_Task statement_
State the number of lines that include the string "JSON", and write nothing else.

------------------------------------------------

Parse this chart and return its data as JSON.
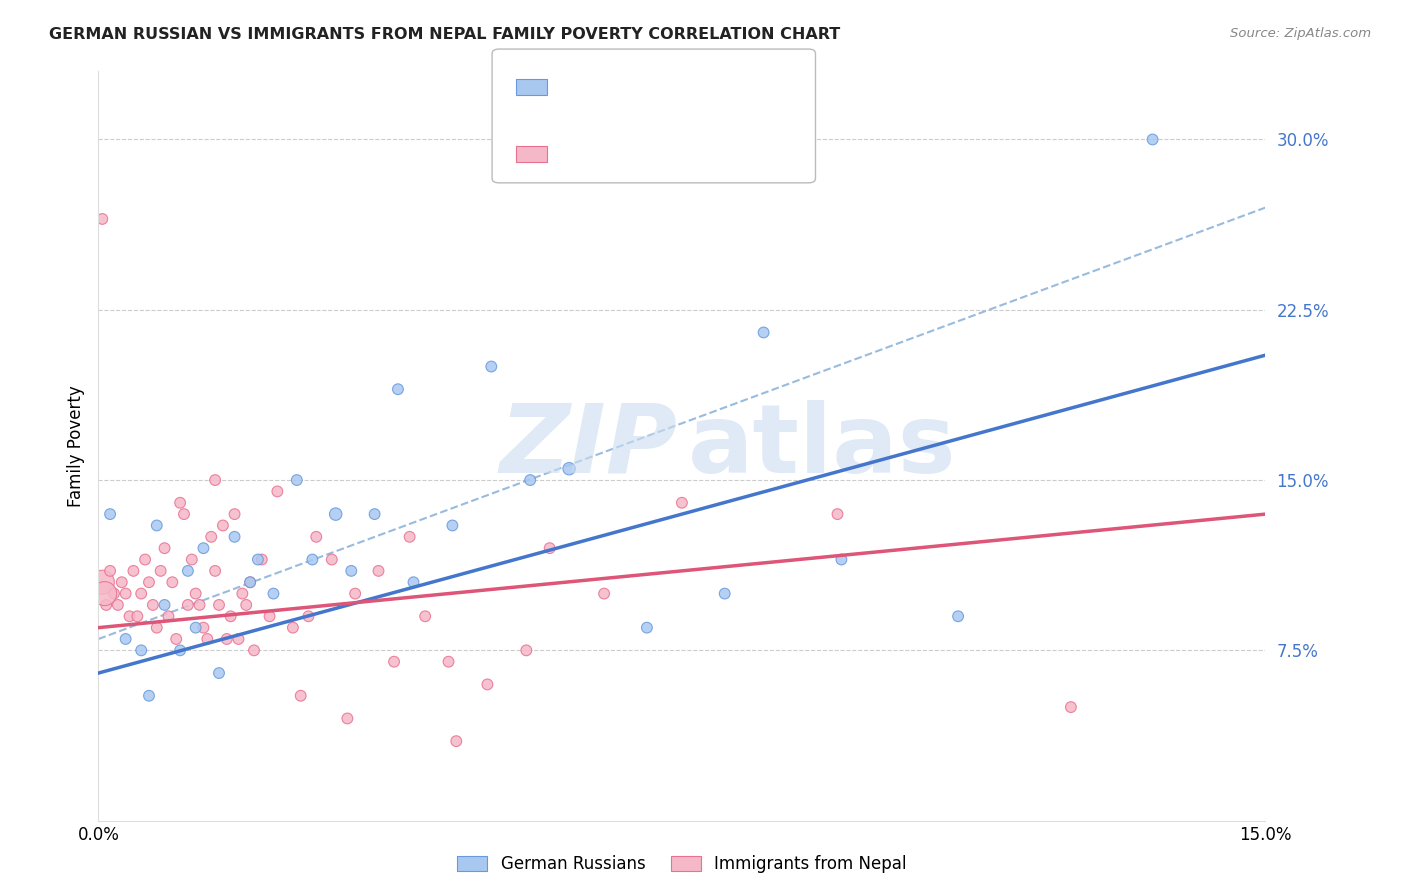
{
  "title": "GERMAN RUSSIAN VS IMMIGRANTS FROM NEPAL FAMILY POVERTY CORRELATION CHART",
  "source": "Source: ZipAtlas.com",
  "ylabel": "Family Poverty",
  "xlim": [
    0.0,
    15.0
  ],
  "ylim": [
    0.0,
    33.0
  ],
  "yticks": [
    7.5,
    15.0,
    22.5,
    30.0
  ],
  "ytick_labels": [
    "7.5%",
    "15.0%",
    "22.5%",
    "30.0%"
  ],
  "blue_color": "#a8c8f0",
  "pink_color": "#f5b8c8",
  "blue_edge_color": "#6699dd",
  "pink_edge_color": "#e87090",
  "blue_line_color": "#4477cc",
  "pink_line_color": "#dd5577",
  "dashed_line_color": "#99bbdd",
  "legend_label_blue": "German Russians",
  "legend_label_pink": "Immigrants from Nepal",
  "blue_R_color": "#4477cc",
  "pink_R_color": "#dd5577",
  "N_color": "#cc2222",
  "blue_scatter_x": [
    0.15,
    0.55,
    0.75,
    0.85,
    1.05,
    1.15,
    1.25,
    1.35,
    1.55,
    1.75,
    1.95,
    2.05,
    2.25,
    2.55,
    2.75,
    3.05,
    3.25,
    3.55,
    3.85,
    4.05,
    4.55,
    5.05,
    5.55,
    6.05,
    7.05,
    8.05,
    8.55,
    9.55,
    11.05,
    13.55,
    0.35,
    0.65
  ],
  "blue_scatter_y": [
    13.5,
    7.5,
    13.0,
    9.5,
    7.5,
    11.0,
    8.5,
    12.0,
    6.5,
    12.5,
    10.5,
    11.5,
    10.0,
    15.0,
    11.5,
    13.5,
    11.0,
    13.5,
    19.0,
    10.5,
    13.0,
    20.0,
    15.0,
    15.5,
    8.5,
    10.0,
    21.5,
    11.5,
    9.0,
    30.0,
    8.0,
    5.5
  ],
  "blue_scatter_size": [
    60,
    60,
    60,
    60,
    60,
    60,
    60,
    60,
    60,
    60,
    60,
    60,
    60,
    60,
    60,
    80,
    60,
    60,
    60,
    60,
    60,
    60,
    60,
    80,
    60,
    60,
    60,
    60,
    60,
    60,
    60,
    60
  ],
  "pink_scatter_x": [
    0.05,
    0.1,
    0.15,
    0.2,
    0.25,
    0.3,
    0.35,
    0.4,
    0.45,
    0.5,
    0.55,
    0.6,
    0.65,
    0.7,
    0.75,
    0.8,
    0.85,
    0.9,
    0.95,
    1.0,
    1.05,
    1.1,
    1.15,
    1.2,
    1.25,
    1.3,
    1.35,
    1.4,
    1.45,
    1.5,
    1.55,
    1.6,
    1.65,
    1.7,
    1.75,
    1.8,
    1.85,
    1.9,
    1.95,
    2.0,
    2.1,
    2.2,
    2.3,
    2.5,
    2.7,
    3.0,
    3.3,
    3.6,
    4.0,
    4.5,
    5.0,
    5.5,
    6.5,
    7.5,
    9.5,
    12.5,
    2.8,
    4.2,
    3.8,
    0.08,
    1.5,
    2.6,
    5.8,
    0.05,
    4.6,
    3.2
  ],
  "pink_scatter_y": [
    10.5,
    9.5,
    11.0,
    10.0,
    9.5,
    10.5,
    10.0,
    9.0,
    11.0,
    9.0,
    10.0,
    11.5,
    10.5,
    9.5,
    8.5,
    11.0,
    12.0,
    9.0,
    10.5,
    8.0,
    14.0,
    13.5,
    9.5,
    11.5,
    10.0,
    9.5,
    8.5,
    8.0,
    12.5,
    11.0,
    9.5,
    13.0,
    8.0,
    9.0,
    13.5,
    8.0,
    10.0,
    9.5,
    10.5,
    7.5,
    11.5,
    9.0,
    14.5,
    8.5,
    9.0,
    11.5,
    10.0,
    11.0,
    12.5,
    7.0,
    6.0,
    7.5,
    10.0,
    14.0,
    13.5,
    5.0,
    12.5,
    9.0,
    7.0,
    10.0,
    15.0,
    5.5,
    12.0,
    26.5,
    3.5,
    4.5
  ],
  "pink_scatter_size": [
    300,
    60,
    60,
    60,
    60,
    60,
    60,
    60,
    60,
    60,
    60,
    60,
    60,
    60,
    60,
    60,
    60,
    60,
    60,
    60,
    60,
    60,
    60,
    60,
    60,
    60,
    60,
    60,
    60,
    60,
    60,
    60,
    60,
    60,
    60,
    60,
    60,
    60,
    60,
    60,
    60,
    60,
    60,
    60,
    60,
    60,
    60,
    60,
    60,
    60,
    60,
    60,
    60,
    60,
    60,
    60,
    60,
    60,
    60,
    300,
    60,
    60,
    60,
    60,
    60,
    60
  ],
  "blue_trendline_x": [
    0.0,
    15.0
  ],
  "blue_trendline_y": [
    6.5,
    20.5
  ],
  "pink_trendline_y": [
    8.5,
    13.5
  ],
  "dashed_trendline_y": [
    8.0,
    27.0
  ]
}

------------------------------------------------

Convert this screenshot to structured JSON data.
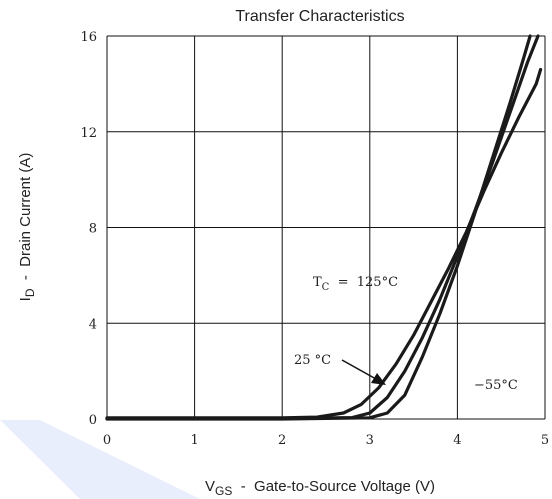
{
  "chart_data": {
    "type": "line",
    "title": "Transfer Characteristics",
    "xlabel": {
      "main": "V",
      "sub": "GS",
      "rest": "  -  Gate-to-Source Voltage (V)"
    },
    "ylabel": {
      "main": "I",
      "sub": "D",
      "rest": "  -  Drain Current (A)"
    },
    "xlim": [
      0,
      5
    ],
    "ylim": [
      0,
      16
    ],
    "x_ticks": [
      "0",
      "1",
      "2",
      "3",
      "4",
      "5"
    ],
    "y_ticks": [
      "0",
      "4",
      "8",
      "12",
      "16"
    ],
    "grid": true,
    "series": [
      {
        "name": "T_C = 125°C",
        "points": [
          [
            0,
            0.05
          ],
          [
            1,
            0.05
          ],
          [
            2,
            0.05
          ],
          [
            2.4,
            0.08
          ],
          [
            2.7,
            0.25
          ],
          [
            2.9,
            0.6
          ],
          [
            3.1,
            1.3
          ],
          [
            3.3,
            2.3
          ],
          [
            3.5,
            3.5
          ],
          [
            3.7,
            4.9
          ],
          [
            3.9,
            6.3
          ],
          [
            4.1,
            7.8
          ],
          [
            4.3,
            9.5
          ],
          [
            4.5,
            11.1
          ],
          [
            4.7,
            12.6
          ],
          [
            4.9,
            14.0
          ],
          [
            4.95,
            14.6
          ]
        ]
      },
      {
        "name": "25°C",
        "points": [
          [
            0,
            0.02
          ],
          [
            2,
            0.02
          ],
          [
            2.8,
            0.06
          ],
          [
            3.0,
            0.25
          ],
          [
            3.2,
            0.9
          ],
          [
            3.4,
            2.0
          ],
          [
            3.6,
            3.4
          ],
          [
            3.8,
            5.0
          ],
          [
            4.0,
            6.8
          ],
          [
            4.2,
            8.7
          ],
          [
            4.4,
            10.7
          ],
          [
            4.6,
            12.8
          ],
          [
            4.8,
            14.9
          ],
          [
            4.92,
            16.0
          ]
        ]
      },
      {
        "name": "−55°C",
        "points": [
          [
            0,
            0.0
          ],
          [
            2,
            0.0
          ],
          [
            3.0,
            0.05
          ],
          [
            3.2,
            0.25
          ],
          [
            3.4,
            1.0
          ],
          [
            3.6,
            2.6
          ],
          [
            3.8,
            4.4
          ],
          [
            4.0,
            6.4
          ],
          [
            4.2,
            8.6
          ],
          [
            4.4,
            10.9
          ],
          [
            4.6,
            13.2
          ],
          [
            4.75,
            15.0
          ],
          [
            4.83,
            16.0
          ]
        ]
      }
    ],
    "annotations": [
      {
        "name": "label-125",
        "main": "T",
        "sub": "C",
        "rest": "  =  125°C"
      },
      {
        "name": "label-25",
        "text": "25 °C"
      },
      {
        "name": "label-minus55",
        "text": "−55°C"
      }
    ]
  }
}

------------------------------------------------

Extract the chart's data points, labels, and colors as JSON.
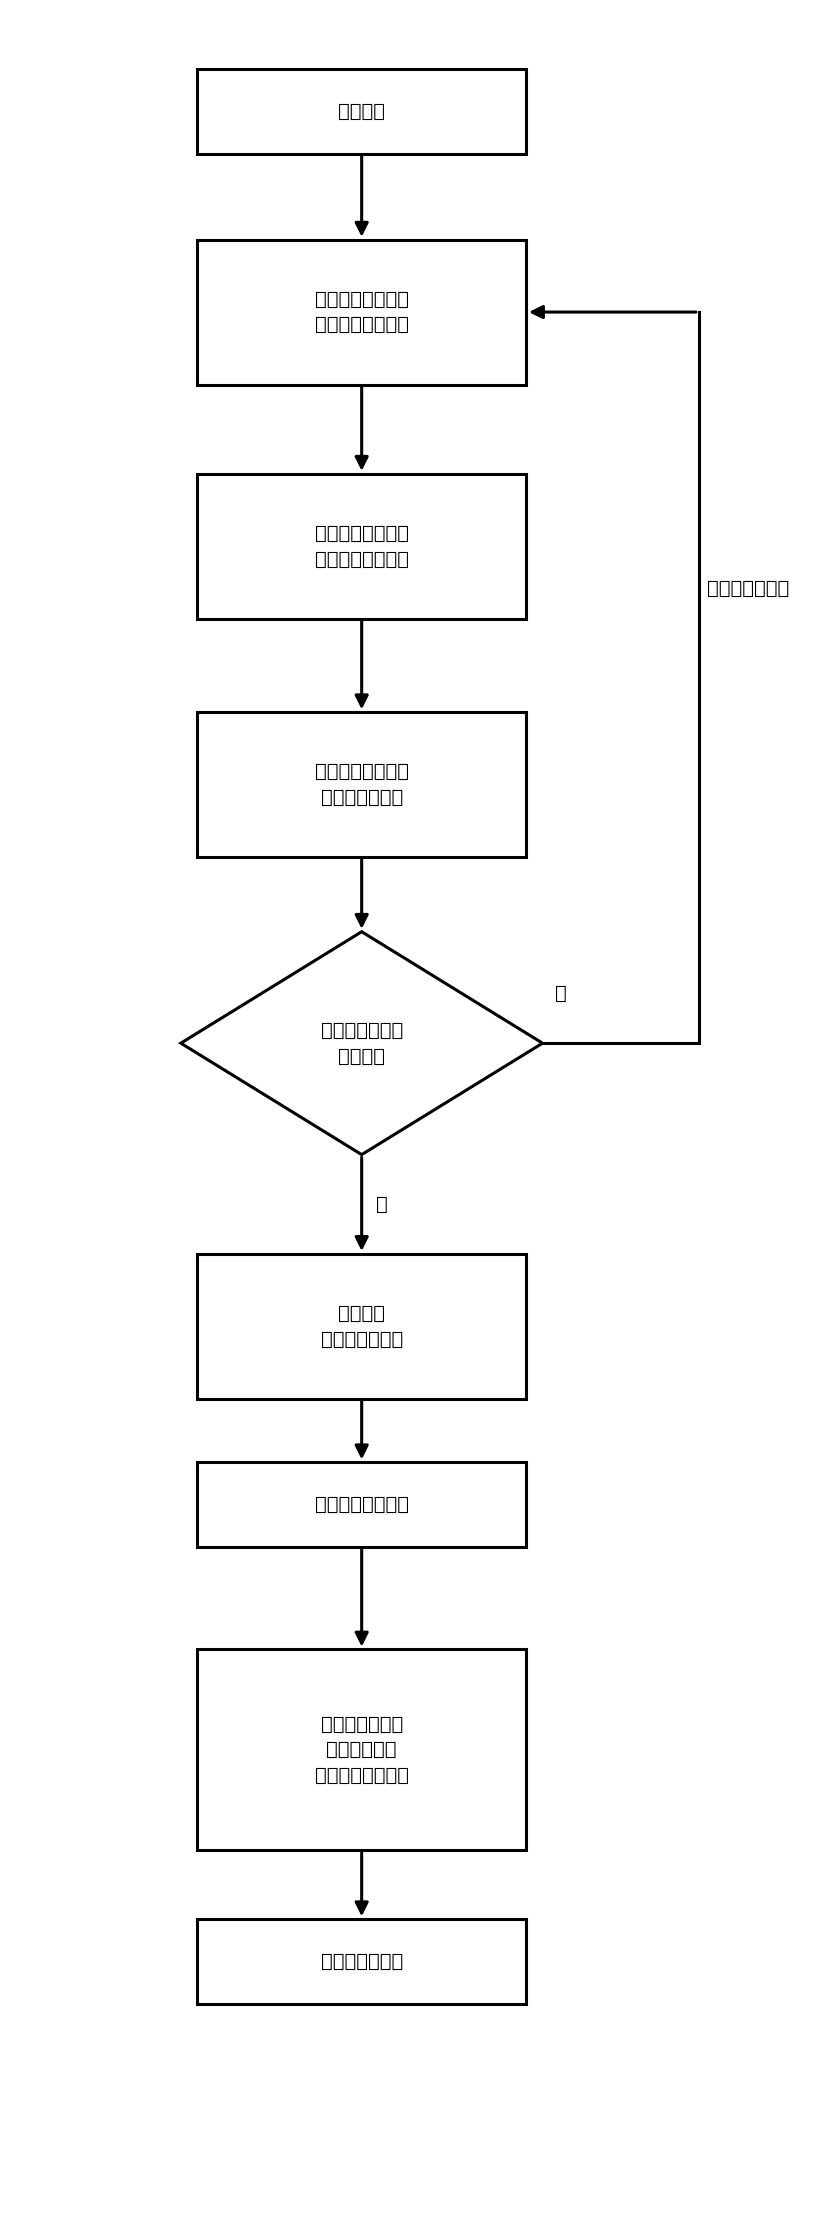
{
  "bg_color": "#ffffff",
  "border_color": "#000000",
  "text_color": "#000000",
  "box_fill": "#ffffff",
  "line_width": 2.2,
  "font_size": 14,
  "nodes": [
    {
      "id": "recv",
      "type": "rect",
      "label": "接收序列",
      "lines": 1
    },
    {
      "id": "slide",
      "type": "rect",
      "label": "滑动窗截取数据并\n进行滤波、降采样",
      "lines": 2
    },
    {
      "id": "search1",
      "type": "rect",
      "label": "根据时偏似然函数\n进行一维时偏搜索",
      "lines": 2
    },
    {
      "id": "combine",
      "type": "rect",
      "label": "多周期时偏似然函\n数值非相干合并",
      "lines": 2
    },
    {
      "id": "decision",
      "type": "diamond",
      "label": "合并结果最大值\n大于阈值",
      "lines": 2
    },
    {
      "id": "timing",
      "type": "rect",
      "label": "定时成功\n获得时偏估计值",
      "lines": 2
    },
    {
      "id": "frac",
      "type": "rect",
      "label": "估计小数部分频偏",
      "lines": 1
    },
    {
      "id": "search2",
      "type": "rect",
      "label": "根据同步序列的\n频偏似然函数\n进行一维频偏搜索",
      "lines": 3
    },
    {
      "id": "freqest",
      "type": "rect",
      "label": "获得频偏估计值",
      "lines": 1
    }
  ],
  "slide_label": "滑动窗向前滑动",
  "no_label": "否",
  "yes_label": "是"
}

------------------------------------------------

_Solution_
3